#### Material for this task ####
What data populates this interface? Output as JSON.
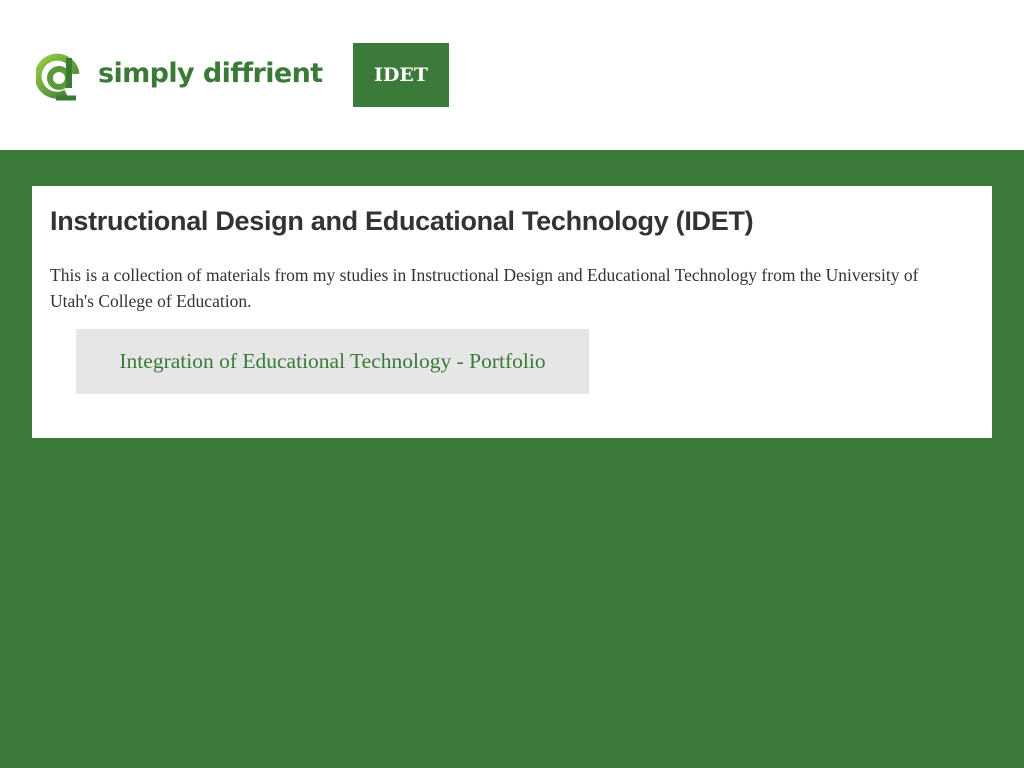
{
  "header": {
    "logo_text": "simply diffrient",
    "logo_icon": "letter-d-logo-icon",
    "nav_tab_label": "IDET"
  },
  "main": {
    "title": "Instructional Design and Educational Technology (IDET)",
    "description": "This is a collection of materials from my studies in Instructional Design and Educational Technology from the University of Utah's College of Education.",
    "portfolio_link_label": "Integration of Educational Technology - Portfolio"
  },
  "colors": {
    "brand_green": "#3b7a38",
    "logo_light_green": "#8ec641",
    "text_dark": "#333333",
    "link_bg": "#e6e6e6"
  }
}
####
* **Do this**
A faithful copy of the records above is needed, with the pictures left out.

* **Problem solution**
What data populates this interface? Output as JSON.
{
  "header": {
    "logo_text": "simply diffrient",
    "logo_icon": "letter-d-logo-icon",
    "nav_tab_label": "IDET"
  },
  "main": {
    "title": "Instructional Design and Educational Technology (IDET)",
    "description": "This is a collection of materials from my studies in Instructional Design and Educational Technology from the University of Utah's College of Education.",
    "portfolio_link_label": "Integration of Educational Technology - Portfolio"
  },
  "colors": {
    "brand_green": "#3b7a38",
    "logo_light_green": "#8ec641",
    "text_dark": "#333333",
    "link_bg": "#e6e6e6"
  }
}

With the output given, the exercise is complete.